### Requirement
Would you transcribe the whole listing exactly, minus its pictures?

═════ Material ═════

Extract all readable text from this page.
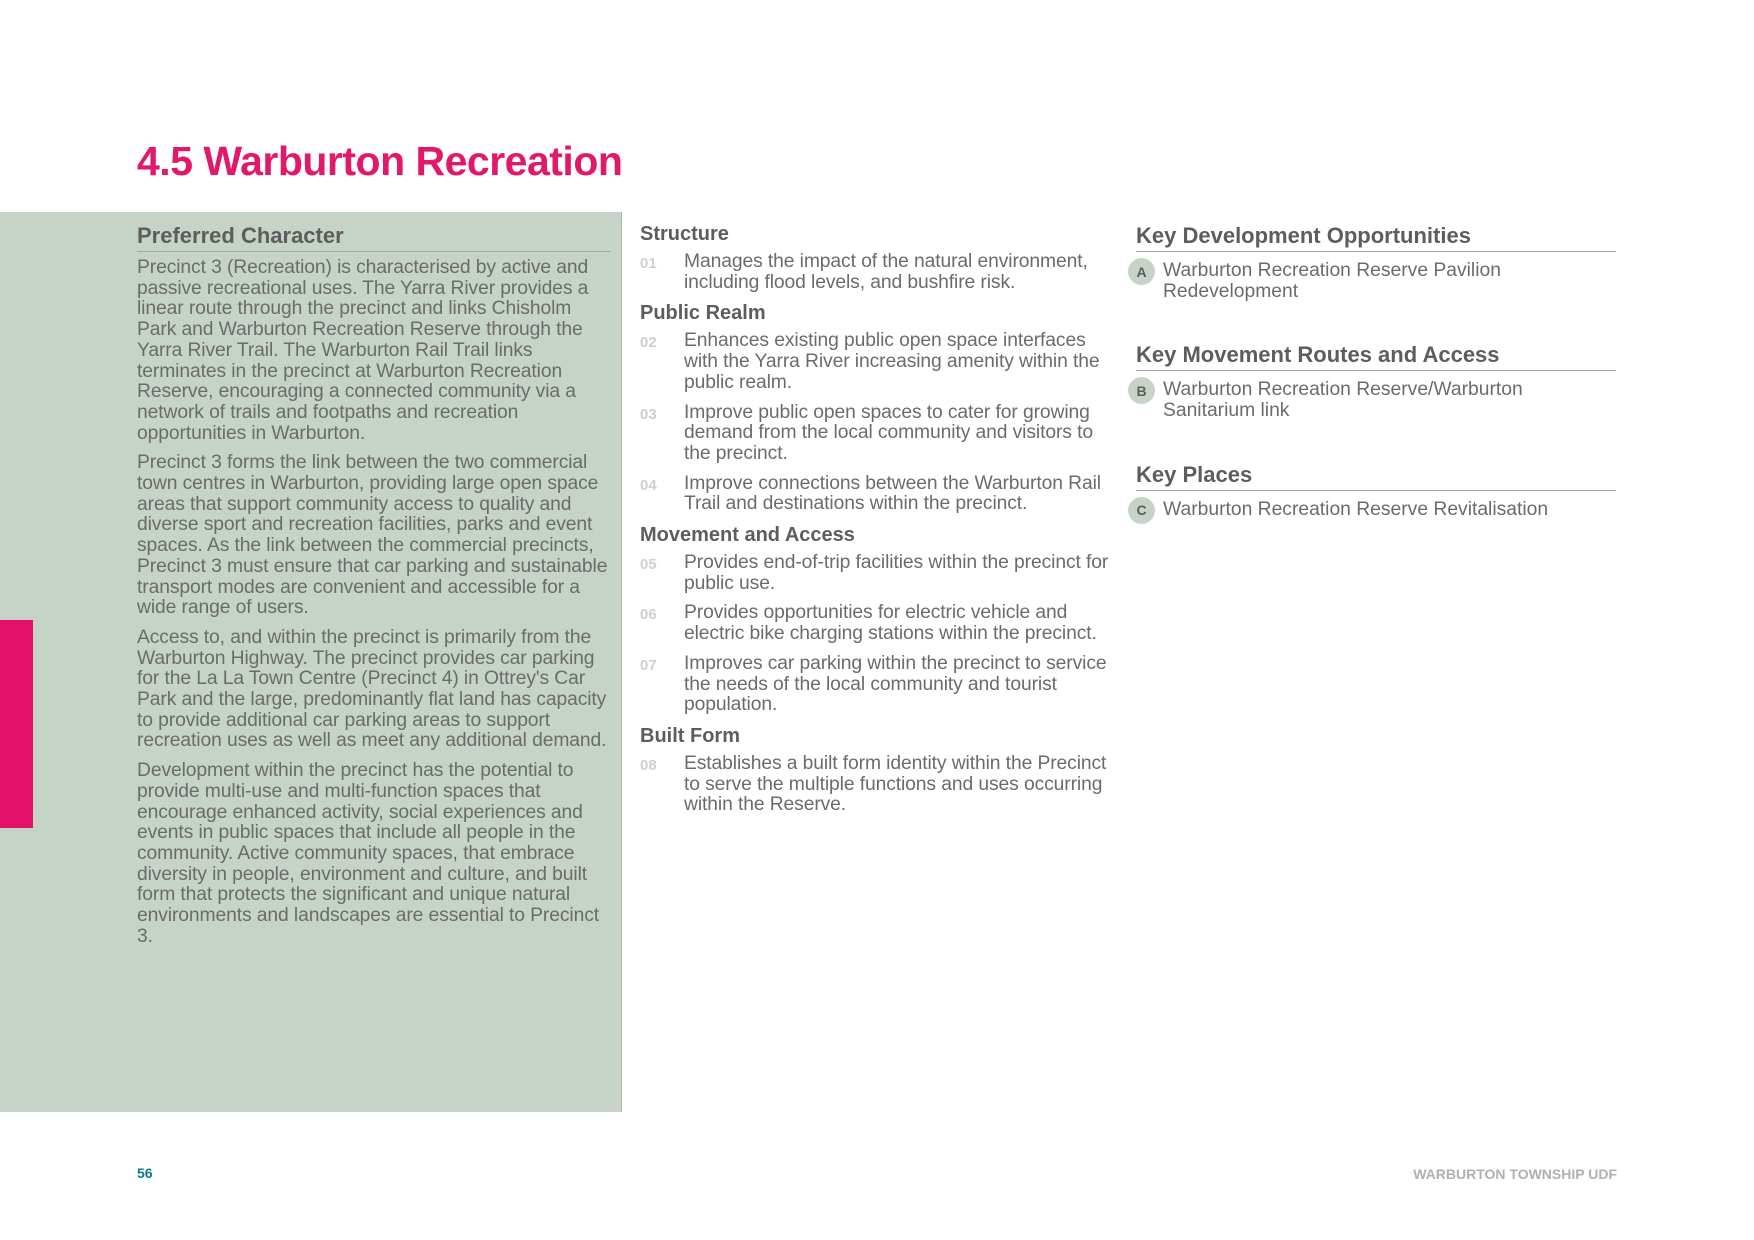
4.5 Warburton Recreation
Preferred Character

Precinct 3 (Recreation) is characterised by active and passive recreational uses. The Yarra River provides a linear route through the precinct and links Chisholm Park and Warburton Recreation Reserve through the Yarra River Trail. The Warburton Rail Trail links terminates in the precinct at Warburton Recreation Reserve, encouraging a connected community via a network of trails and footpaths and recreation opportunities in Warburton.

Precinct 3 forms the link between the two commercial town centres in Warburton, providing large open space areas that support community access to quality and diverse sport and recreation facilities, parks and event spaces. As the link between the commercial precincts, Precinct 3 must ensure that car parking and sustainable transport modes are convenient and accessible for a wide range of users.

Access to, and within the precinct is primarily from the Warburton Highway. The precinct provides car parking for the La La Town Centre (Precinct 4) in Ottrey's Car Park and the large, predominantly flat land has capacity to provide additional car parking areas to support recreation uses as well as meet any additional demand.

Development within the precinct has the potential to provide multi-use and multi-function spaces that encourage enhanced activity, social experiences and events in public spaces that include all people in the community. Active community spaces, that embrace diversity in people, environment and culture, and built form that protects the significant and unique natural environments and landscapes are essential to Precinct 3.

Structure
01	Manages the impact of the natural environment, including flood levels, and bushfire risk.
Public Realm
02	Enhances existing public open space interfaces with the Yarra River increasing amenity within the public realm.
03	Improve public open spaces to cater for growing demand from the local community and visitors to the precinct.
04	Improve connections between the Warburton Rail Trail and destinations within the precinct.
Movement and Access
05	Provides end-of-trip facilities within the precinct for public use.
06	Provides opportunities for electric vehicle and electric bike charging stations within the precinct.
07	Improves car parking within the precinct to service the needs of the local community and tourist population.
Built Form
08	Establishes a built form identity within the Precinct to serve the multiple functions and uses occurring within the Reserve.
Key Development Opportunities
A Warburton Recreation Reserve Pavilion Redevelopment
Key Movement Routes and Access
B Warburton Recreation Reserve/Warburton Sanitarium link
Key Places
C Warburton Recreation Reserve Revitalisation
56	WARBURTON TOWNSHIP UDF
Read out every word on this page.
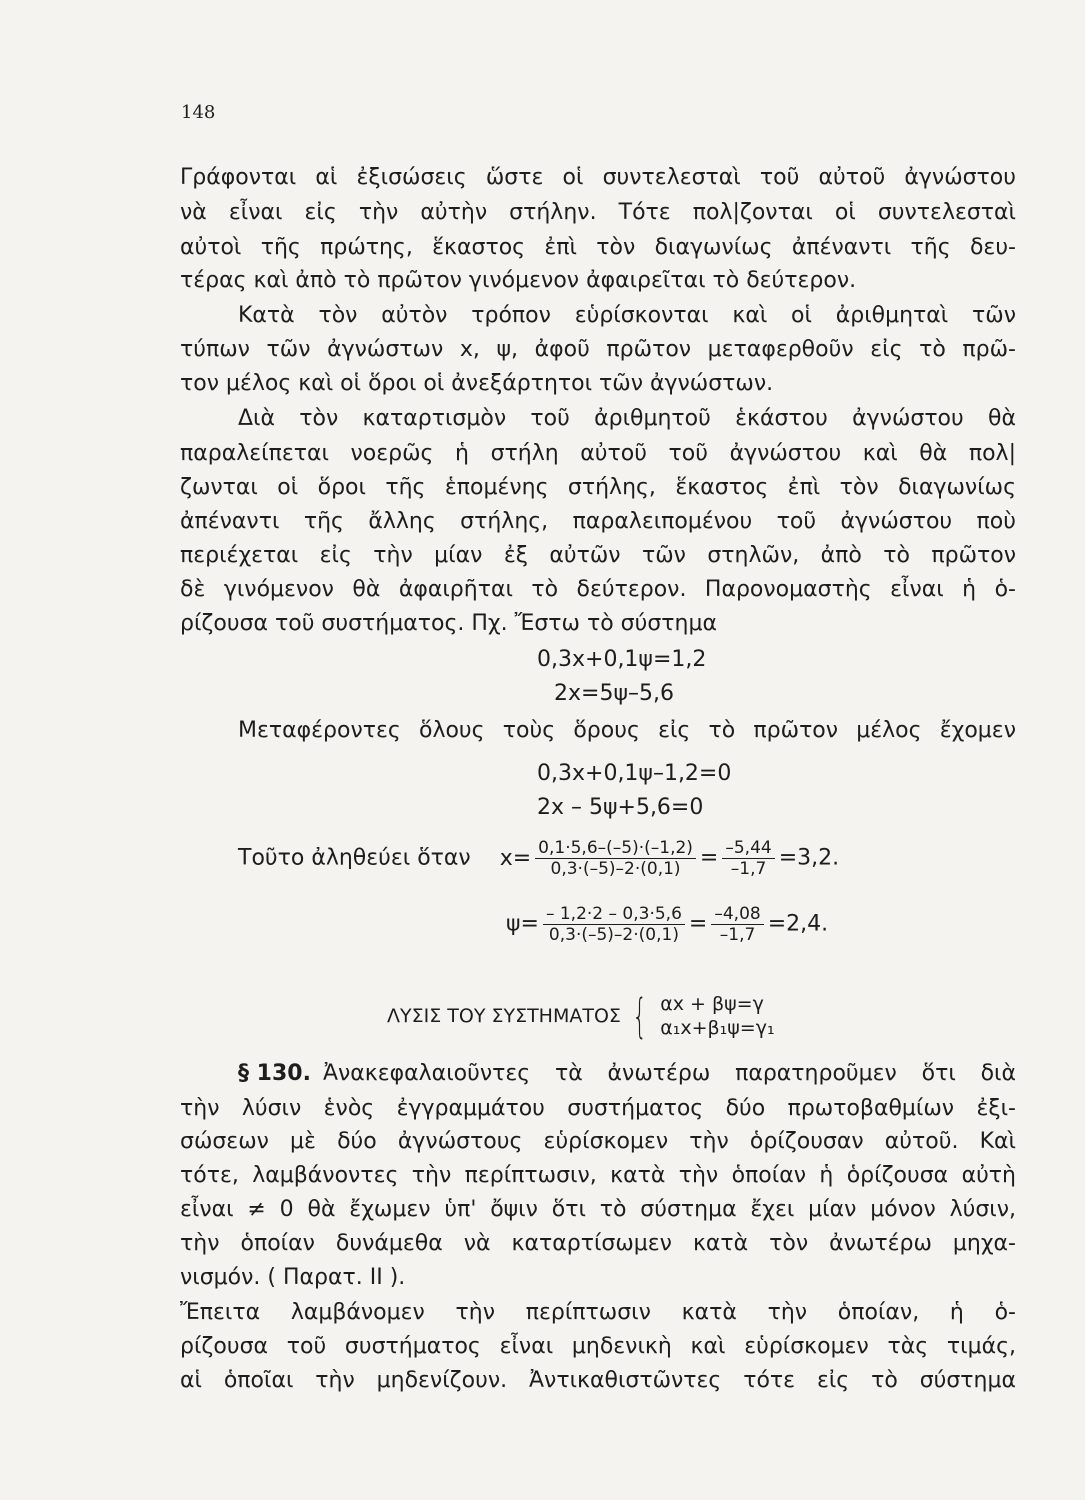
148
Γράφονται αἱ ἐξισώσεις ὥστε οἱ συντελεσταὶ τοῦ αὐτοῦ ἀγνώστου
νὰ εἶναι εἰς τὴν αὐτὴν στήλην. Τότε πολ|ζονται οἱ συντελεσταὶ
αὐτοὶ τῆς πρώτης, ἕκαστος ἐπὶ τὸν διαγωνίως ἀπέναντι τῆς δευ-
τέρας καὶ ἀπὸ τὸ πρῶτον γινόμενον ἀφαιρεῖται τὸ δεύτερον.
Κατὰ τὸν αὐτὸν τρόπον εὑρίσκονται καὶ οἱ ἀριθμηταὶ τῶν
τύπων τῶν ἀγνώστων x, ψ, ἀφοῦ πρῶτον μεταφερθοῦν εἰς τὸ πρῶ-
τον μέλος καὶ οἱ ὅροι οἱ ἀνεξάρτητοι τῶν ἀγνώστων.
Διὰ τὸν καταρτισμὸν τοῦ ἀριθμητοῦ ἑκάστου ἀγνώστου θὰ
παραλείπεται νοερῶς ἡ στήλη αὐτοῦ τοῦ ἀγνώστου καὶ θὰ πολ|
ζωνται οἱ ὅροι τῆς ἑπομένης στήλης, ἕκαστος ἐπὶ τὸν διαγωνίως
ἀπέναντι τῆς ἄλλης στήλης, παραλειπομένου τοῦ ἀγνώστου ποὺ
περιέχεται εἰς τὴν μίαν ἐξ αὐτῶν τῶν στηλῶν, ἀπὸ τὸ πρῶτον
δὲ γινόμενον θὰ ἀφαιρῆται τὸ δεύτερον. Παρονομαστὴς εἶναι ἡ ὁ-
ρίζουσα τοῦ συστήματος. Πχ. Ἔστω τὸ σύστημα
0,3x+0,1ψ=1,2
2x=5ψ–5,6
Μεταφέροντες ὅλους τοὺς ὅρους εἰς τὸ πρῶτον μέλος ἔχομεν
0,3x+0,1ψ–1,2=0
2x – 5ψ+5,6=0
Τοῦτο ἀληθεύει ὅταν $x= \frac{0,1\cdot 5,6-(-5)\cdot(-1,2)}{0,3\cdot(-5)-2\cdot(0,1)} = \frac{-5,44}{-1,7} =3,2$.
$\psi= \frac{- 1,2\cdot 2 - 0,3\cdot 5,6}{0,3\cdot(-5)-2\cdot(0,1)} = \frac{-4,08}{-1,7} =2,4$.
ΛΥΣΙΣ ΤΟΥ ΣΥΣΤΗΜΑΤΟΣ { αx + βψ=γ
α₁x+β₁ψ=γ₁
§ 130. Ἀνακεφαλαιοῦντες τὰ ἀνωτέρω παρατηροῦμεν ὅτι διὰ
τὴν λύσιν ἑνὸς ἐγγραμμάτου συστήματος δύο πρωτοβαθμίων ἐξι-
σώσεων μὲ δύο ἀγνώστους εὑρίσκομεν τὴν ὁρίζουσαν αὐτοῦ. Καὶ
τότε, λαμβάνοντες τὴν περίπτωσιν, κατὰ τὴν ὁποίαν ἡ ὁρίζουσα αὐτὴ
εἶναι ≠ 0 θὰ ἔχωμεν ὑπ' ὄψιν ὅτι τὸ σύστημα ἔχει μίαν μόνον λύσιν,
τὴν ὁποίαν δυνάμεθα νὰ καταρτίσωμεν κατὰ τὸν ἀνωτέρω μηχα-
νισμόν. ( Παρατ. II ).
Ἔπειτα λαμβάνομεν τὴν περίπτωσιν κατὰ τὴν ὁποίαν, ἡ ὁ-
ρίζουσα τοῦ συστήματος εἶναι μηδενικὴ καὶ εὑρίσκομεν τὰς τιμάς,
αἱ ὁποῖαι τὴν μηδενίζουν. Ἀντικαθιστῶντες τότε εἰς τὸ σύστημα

═════

### Solution for this task
Extract all readable text from this page.
4.5 Warburton Recreation
Preferred Character

Precinct 3 (Recreation) is characterised by active and passive recreational uses. The Yarra River provides a linear route through the precinct and links Chisholm Park and Warburton Recreation Reserve through the Yarra River Trail. The Warburton Rail Trail links terminates in the precinct at Warburton Recreation Reserve, encouraging a connected community via a network of trails and footpaths and recreation opportunities in Warburton.

Precinct 3 forms the link between the two commercial town centres in Warburton, providing large open space areas that support community access to quality and diverse sport and recreation facilities, parks and event spaces. As the link between the commercial precincts, Precinct 3 must ensure that car parking and sustainable transport modes are convenient and accessible for a wide range of users.

Access to, and within the precinct is primarily from the Warburton Highway. The precinct provides car parking for the La La Town Centre (Precinct 4) in Ottrey's Car Park and the large, predominantly flat land has capacity to provide additional car parking areas to support recreation uses as well as meet any additional demand.

Development within the precinct has the potential to provide multi-use and multi-function spaces that encourage enhanced activity, social experiences and events in public spaces that include all people in the community. Active community spaces, that embrace diversity in people, environment and culture, and built form that protects the significant and unique natural environments and landscapes are essential to Precinct 3.

Structure
01	Manages the impact of the natural environment, including flood levels, and bushfire risk.
Public Realm
02	Enhances existing public open space interfaces with the Yarra River increasing amenity within the public realm.
03	Improve public open spaces to cater for growing demand from the local community and visitors to the precinct.
04	Improve connections between the Warburton Rail Trail and destinations within the precinct.
Movement and Access
05	Provides end-of-trip facilities within the precinct for public use.
06	Provides opportunities for electric vehicle and electric bike charging stations within the precinct.
07	Improves car parking within the precinct to service the needs of the local community and tourist population.
Built Form
08	Establishes a built form identity within the Precinct to serve the multiple functions and uses occurring within the Reserve.
Key Development Opportunities
A Warburton Recreation Reserve Pavilion Redevelopment
Key Movement Routes and Access
B Warburton Recreation Reserve/Warburton Sanitarium link
Key Places
C Warburton Recreation Reserve Revitalisation
56	WARBURTON TOWNSHIP UDF
Read out every word on this page.
148
Γράφονται αἱ ἐξισώσεις ὥστε οἱ συντελεσταὶ τοῦ αὐτοῦ ἀγνώστου
νὰ εἶναι εἰς τὴν αὐτὴν στήλην. Τότε πολ|ζονται οἱ συντελεσταὶ
αὐτοὶ τῆς πρώτης, ἕκαστος ἐπὶ τὸν διαγωνίως ἀπέναντι τῆς δευ-
τέρας καὶ ἀπὸ τὸ πρῶτον γινόμενον ἀφαιρεῖται τὸ δεύτερον.
Κατὰ τὸν αὐτὸν τρόπον εὑρίσκονται καὶ οἱ ἀριθμηταὶ τῶν
τύπων τῶν ἀγνώστων x, ψ, ἀφοῦ πρῶτον μεταφερθοῦν εἰς τὸ πρῶ-
τον μέλος καὶ οἱ ὅροι οἱ ἀνεξάρτητοι τῶν ἀγνώστων.
Διὰ τὸν καταρτισμὸν τοῦ ἀριθμητοῦ ἑκάστου ἀγνώστου θὰ
παραλείπεται νοερῶς ἡ στήλη αὐτοῦ τοῦ ἀγνώστου καὶ θὰ πολ|
ζωνται οἱ ὅροι τῆς ἑπομένης στήλης, ἕκαστος ἐπὶ τὸν διαγωνίως
ἀπέναντι τῆς ἄλλης στήλης, παραλειπομένου τοῦ ἀγνώστου ποὺ
περιέχεται εἰς τὴν μίαν ἐξ αὐτῶν τῶν στηλῶν, ἀπὸ τὸ πρῶτον
δὲ γινόμενον θὰ ἀφαιρῆται τὸ δεύτερον. Παρονομαστὴς εἶναι ἡ ὁ-
ρίζουσα τοῦ συστήματος. Πχ. Ἔστω τὸ σύστημα
0,3x+0,1ψ=1,2
2x=5ψ–5,6
Μεταφέροντες ὅλους τοὺς ὅρους εἰς τὸ πρῶτον μέλος ἔχομεν
0,3x+0,1ψ–1,2=0
2x – 5ψ+5,6=0
Τοῦτο ἀληθεύει ὅταν $x= \frac{0,1\cdot 5,6-(-5)\cdot(-1,2)}{0,3\cdot(-5)-2\cdot(0,1)} = \frac{-5,44}{-1,7} =3,2$.
$\psi= \frac{- 1,2\cdot 2 - 0,3\cdot 5,6}{0,3\cdot(-5)-2\cdot(0,1)} = \frac{-4,08}{-1,7} =2,4$.
ΛΥΣΙΣ ΤΟΥ ΣΥΣΤΗΜΑΤΟΣ { αx + βψ=γ
α₁x+β₁ψ=γ₁
§ 130. Ἀνακεφαλαιοῦντες τὰ ἀνωτέρω παρατηροῦμεν ὅτι διὰ
τὴν λύσιν ἑνὸς ἐγγραμμάτου συστήματος δύο πρωτοβαθμίων ἐξι-
σώσεων μὲ δύο ἀγνώστους εὑρίσκομεν τὴν ὁρίζουσαν αὐτοῦ. Καὶ
τότε, λαμβάνοντες τὴν περίπτωσιν, κατὰ τὴν ὁποίαν ἡ ὁρίζουσα αὐτὴ
εἶναι ≠ 0 θὰ ἔχωμεν ὑπ' ὄψιν ὅτι τὸ σύστημα ἔχει μίαν μόνον λύσιν,
τὴν ὁποίαν δυνάμεθα νὰ καταρτίσωμεν κατὰ τὸν ἀνωτέρω μηχα-
νισμόν. ( Παρατ. II ).
Ἔπειτα λαμβάνομεν τὴν περίπτωσιν κατὰ τὴν ὁποίαν, ἡ ὁ-
ρίζουσα τοῦ συστήματος εἶναι μηδενικὴ καὶ εὑρίσκομεν τὰς τιμάς,
αἱ ὁποῖαι τὴν μηδενίζουν. Ἀντικαθιστῶντες τότε εἰς τὸ σύστημα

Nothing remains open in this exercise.